● RECORDS PROVIDED
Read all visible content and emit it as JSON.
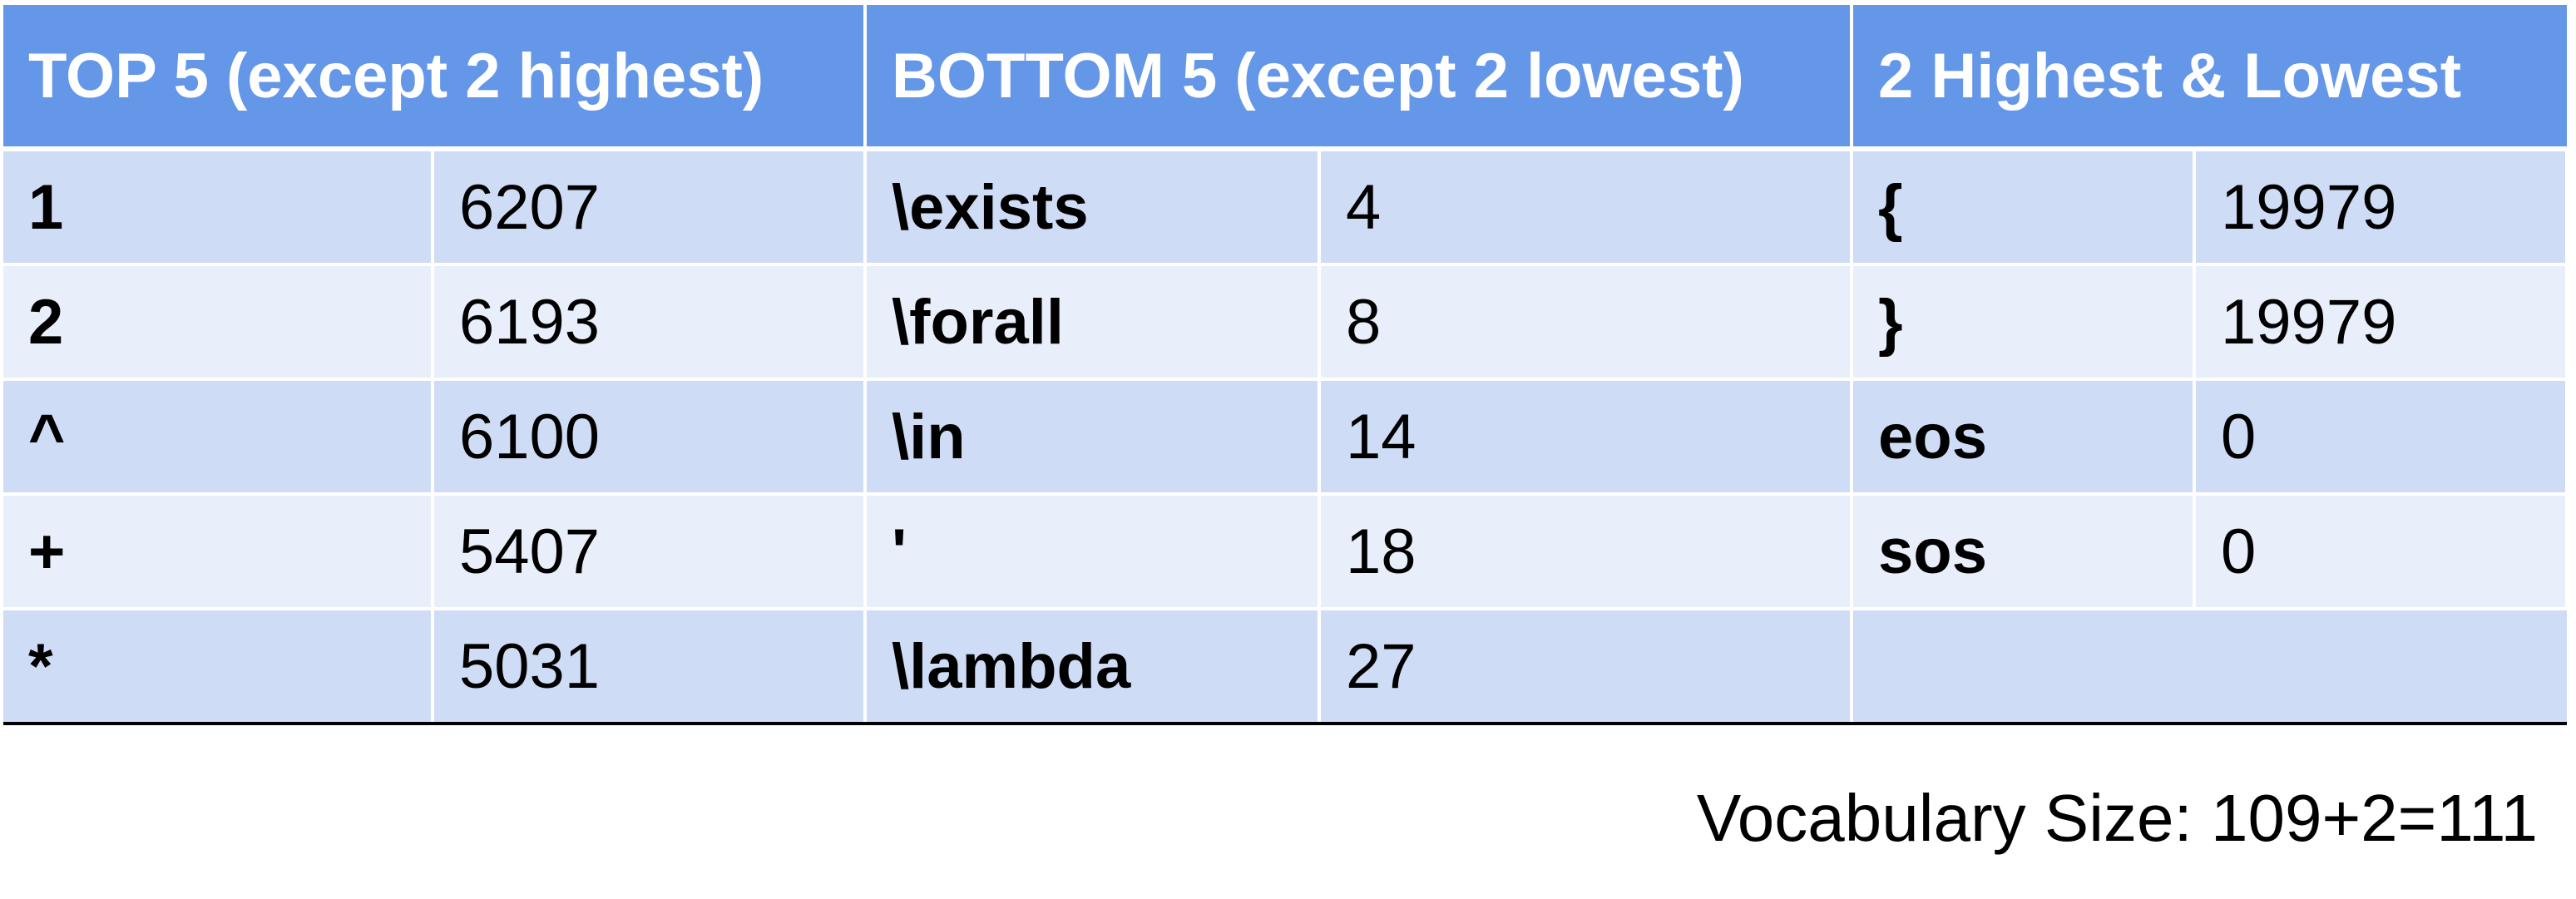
{
  "headers": [
    "TOP 5 (except 2 highest)",
    "BOTTOM 5 (except 2 lowest)",
    "2 Highest & Lowest"
  ],
  "rows": [
    [
      "1",
      "6207",
      "\\exists",
      "4",
      "{",
      "19979"
    ],
    [
      "2",
      "6193",
      "\\forall",
      "8",
      "}",
      "19979"
    ],
    [
      "^",
      "6100",
      "\\in",
      "14",
      "eos",
      "0"
    ],
    [
      "+",
      "5407",
      "'",
      "18",
      "sos",
      "0"
    ],
    [
      "*",
      "5031",
      "\\lambda",
      "27",
      "",
      ""
    ]
  ],
  "footer": "Vocabulary Size: 109+2=111",
  "colors": {
    "header_bg": "#6497e8",
    "row_dark": "#cfdcf5",
    "row_light": "#e8eefa"
  }
}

● WHAT THIS TASK INVOLVES
Output the entries above exactly, without their pictures.

● COMPLETE ANSWER
Read all visible content and emit it as JSON.
{
  "headers": [
    "TOP 5 (except 2 highest)",
    "BOTTOM 5 (except 2 lowest)",
    "2 Highest & Lowest"
  ],
  "rows": [
    [
      "1",
      "6207",
      "\\exists",
      "4",
      "{",
      "19979"
    ],
    [
      "2",
      "6193",
      "\\forall",
      "8",
      "}",
      "19979"
    ],
    [
      "^",
      "6100",
      "\\in",
      "14",
      "eos",
      "0"
    ],
    [
      "+",
      "5407",
      "'",
      "18",
      "sos",
      "0"
    ],
    [
      "*",
      "5031",
      "\\lambda",
      "27",
      "",
      ""
    ]
  ],
  "footer": "Vocabulary Size: 109+2=111",
  "colors": {
    "header_bg": "#6497e8",
    "row_dark": "#cfdcf5",
    "row_light": "#e8eefa"
  }
}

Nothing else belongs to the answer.